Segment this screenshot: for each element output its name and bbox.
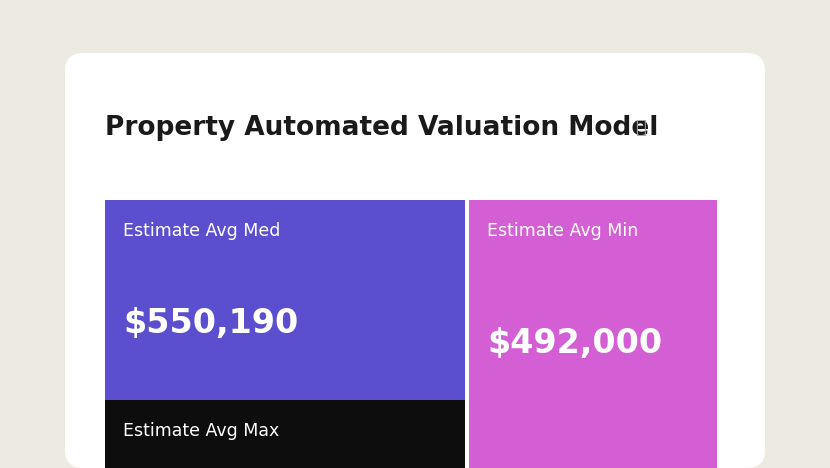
- Text: Estimate Avg Min: Estimate Avg Min: [487, 222, 638, 240]
- Text: $550,190: $550,190: [123, 307, 298, 341]
- Text: Property Automated Valuation Model: Property Automated Valuation Model: [105, 115, 658, 141]
- Text: Estimate Avg Med: Estimate Avg Med: [123, 222, 281, 240]
- Bar: [469, 200, 717, 468]
- Text: ⓘ: ⓘ: [635, 119, 646, 137]
- Text: $492,000: $492,000: [487, 328, 662, 360]
- Bar: [105, 400, 465, 468]
- Text: Estimate Avg Max: Estimate Avg Max: [123, 422, 279, 440]
- Bar: [105, 200, 465, 400]
- FancyBboxPatch shape: [65, 53, 765, 468]
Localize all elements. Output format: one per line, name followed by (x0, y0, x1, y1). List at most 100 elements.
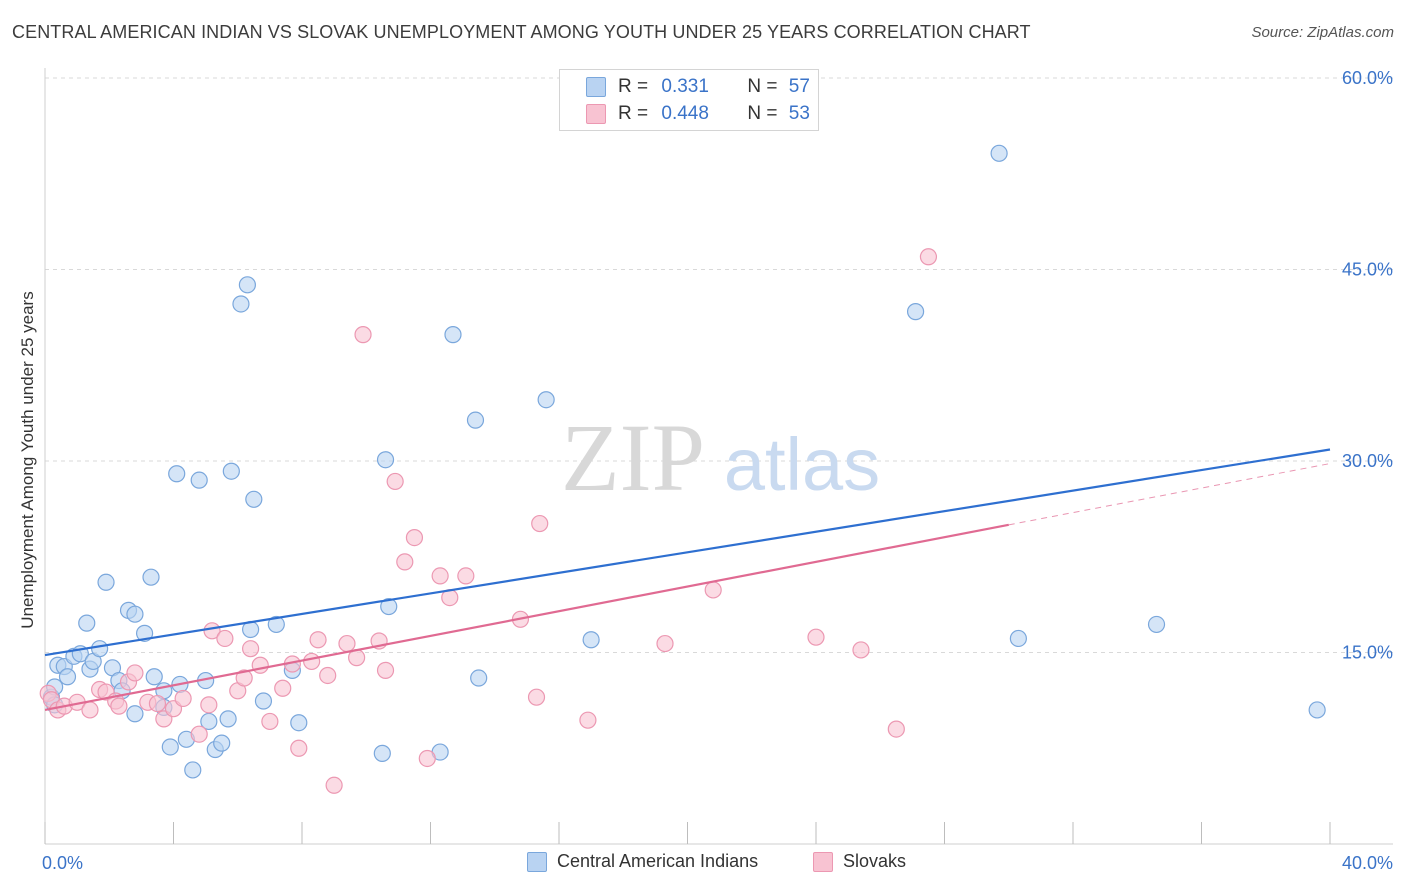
data-point (184, 761, 202, 779)
legend-label: Slovaks (843, 851, 907, 871)
data-point (396, 553, 414, 571)
stats-legend-row-pink: R = 0.448 N = 53 (586, 102, 810, 126)
data-point (126, 705, 144, 723)
data-point (1147, 615, 1166, 634)
data-point (81, 701, 99, 719)
data-point (457, 567, 475, 585)
data-point (174, 689, 192, 708)
y-tick-label: 60.0% (1342, 68, 1393, 88)
data-point (91, 640, 109, 658)
data-point (470, 669, 488, 687)
data-point (376, 451, 395, 469)
data-point (373, 744, 391, 762)
r-value: 0.331 (661, 76, 709, 97)
x-tick-label: 0.0% (42, 853, 83, 873)
trend-line (44, 448, 1331, 657)
data-point (200, 696, 218, 714)
data-point (656, 634, 674, 653)
stats-legend: R = 0.331 N = 57 R = 0.448 N = 53 (559, 69, 819, 131)
data-point (145, 668, 163, 686)
data-point (126, 664, 144, 682)
data-point (216, 629, 234, 648)
data-point (376, 661, 395, 679)
trend-line (44, 523, 1009, 712)
watermark-atlas: atlas (724, 423, 880, 506)
watermark: ZIP atlas (561, 404, 880, 511)
data-point (78, 614, 96, 632)
r-label: R = (618, 76, 654, 97)
data-point (303, 652, 321, 671)
data-point (190, 725, 208, 743)
tick-labels: 15.0% 30.0% 45.0% 60.0% 0.0% 40.0% (42, 68, 1393, 873)
series-slovaks (39, 248, 938, 794)
data-point (354, 326, 372, 344)
data-point (251, 656, 269, 674)
data-point (245, 490, 263, 508)
data-point (325, 776, 343, 794)
data-point (242, 640, 260, 658)
data-point (466, 411, 485, 429)
data-point (267, 615, 285, 634)
r-value: 0.448 (661, 103, 709, 124)
grid-lines (45, 77, 1393, 653)
trend-lines (44, 448, 1331, 712)
legend-item-central-american-indians: Central American Indians (527, 851, 758, 872)
data-point (990, 144, 1008, 162)
data-point (386, 472, 404, 491)
data-point (161, 738, 179, 756)
data-point (97, 573, 115, 591)
data-point (309, 631, 327, 649)
data-point (135, 624, 154, 642)
legend-swatch-blue (586, 77, 606, 97)
n-label: N = (747, 103, 783, 124)
legend-swatch-pink (813, 851, 833, 872)
legend-item-slovaks: Slovaks (813, 851, 906, 872)
data-point (380, 597, 398, 616)
n-value: 53 (788, 103, 810, 124)
data-point (338, 634, 356, 653)
data-point (531, 514, 549, 533)
data-point (126, 605, 144, 623)
data-point (222, 462, 240, 480)
data-point (807, 628, 825, 646)
source-label: Source: ZipAtlas.com (1251, 24, 1394, 41)
data-point (527, 688, 546, 706)
data-point (919, 248, 938, 266)
data-point (238, 276, 256, 294)
data-point (582, 631, 600, 649)
legend-label: Central American Indians (557, 851, 759, 871)
n-value: 57 (788, 76, 810, 97)
data-point (219, 710, 237, 728)
data-point (232, 295, 250, 313)
data-point (852, 641, 870, 659)
data-point (579, 711, 597, 729)
data-point (254, 692, 273, 710)
data-point (213, 734, 231, 752)
y-tick-label: 30.0% (1342, 451, 1393, 471)
data-point (110, 697, 128, 715)
data-point (405, 528, 424, 547)
n-label: N = (747, 76, 783, 97)
y-tick-label: 15.0% (1342, 643, 1393, 663)
data-point (190, 471, 208, 489)
axes (44, 68, 1393, 845)
data-point (431, 567, 449, 585)
data-point (1308, 701, 1326, 719)
data-point (319, 666, 337, 685)
data-point (168, 465, 186, 483)
y-axis-label: Unemployment Among Youth under 25 years (18, 291, 37, 629)
y-tick-label: 45.0% (1342, 260, 1393, 280)
stats-legend-row-blue: R = 0.331 N = 57 (586, 75, 810, 99)
data-point (906, 303, 925, 321)
r-label: R = (618, 103, 654, 124)
x-tick-label: 40.0% (1342, 853, 1393, 873)
data-point (704, 581, 722, 599)
legend-swatch-pink (586, 104, 606, 124)
data-point (235, 669, 253, 687)
data-point (887, 720, 905, 738)
data-point (261, 712, 279, 731)
watermark-zip: ZIP (561, 404, 705, 511)
data-point (290, 739, 308, 757)
data-point (444, 326, 462, 344)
# # #
Reproduce all of the data above, substituting "label" for each occurrence of "name" and changing nothing else. Omit the pictures.

» Solved problem:
Segment this screenshot: for each element output its label and bbox.
- Text: Estimate Avg Min: Estimate Avg Min: [487, 222, 638, 240]
- Text: $550,190: $550,190: [123, 307, 298, 341]
- Text: Property Automated Valuation Model: Property Automated Valuation Model: [105, 115, 658, 141]
- Text: Estimate Avg Med: Estimate Avg Med: [123, 222, 281, 240]
- Bar: [469, 200, 717, 468]
- Text: ⓘ: ⓘ: [635, 119, 646, 137]
- Text: $492,000: $492,000: [487, 328, 662, 360]
- Bar: [105, 400, 465, 468]
- Text: Estimate Avg Max: Estimate Avg Max: [123, 422, 279, 440]
- Bar: [105, 200, 465, 400]
- FancyBboxPatch shape: [65, 53, 765, 468]
Localize all elements. Output format: one per line, label followed by (x0, y0, x1, y1). List at most 100 elements.
data-point (184, 761, 202, 779)
legend-label: Slovaks (843, 851, 907, 871)
data-point (396, 553, 414, 571)
stats-legend-row-pink: R = 0.448 N = 53 (586, 102, 810, 126)
data-point (126, 705, 144, 723)
data-point (1147, 615, 1166, 634)
data-point (81, 701, 99, 719)
data-point (457, 567, 475, 585)
data-point (174, 689, 192, 708)
y-tick-label: 60.0% (1342, 68, 1393, 88)
data-point (91, 640, 109, 658)
data-point (470, 669, 488, 687)
data-point (376, 451, 395, 469)
data-point (373, 744, 391, 762)
r-value: 0.331 (661, 76, 709, 97)
x-tick-label: 0.0% (42, 853, 83, 873)
trend-line (44, 448, 1331, 657)
data-point (200, 696, 218, 714)
data-point (656, 634, 674, 653)
stats-legend: R = 0.331 N = 57 R = 0.448 N = 53 (559, 69, 819, 131)
data-point (145, 668, 163, 686)
data-point (126, 664, 144, 682)
data-point (216, 629, 234, 648)
data-point (376, 661, 395, 679)
trend-line (44, 523, 1009, 712)
watermark-atlas: atlas (724, 423, 880, 506)
watermark: ZIP atlas (561, 404, 880, 511)
data-point (78, 614, 96, 632)
r-label: R = (618, 76, 654, 97)
data-point (303, 652, 321, 671)
data-point (190, 725, 208, 743)
tick-labels: 15.0% 30.0% 45.0% 60.0% 0.0% 40.0% (42, 68, 1393, 873)
series-slovaks (39, 248, 938, 794)
data-point (354, 326, 372, 344)
data-point (251, 656, 269, 674)
data-point (245, 490, 263, 508)
data-point (325, 776, 343, 794)
data-point (242, 640, 260, 658)
data-point (466, 411, 485, 429)
data-point (267, 615, 285, 634)
r-value: 0.448 (661, 103, 709, 124)
grid-lines (45, 77, 1393, 653)
trend-lines (44, 448, 1331, 712)
legend-item-central-american-indians: Central American Indians (527, 851, 758, 872)
data-point (990, 144, 1008, 162)
data-point (386, 472, 404, 491)
data-point (161, 738, 179, 756)
data-point (97, 573, 115, 591)
data-point (309, 631, 327, 649)
data-point (135, 624, 154, 642)
legend-swatch-blue (586, 77, 606, 97)
n-label: N = (747, 103, 783, 124)
legend-swatch-pink (813, 851, 833, 872)
legend-item-slovaks: Slovaks (813, 851, 906, 872)
data-point (380, 597, 398, 616)
n-value: 53 (788, 103, 810, 124)
data-point (338, 634, 356, 653)
data-point (531, 514, 549, 533)
data-point (126, 605, 144, 623)
data-point (222, 462, 240, 480)
data-point (807, 628, 825, 646)
source-label: Source: ZipAtlas.com (1251, 24, 1394, 41)
data-point (527, 688, 546, 706)
data-point (919, 248, 938, 266)
data-point (238, 276, 256, 294)
data-point (582, 631, 600, 649)
legend-label: Central American Indians (557, 851, 759, 871)
n-value: 57 (788, 76, 810, 97)
data-point (219, 710, 237, 728)
data-point (232, 295, 250, 313)
data-point (852, 641, 870, 659)
data-point (579, 711, 597, 729)
data-point (254, 692, 273, 710)
data-point (213, 734, 231, 752)
y-tick-label: 30.0% (1342, 451, 1393, 471)
data-point (110, 697, 128, 715)
data-point (405, 528, 424, 547)
n-label: N = (747, 76, 783, 97)
y-tick-label: 15.0% (1342, 643, 1393, 663)
data-point (190, 471, 208, 489)
axes (44, 68, 1393, 845)
data-point (431, 567, 449, 585)
data-point (1308, 701, 1326, 719)
data-point (319, 666, 337, 685)
data-point (168, 465, 186, 483)
y-axis-label: Unemployment Among Youth under 25 years (18, 291, 37, 629)
y-tick-label: 45.0% (1342, 260, 1393, 280)
stats-legend-row-blue: R = 0.331 N = 57 (586, 75, 810, 99)
data-point (906, 303, 925, 321)
r-label: R = (618, 103, 654, 124)
x-tick-label: 40.0% (1342, 853, 1393, 873)
data-point (704, 581, 722, 599)
legend-swatch-pink (586, 104, 606, 124)
data-point (235, 669, 253, 687)
data-point (887, 720, 905, 738)
data-point (261, 712, 279, 731)
watermark-zip: ZIP (561, 404, 705, 511)
data-point (290, 739, 308, 757)
data-point (444, 326, 462, 344)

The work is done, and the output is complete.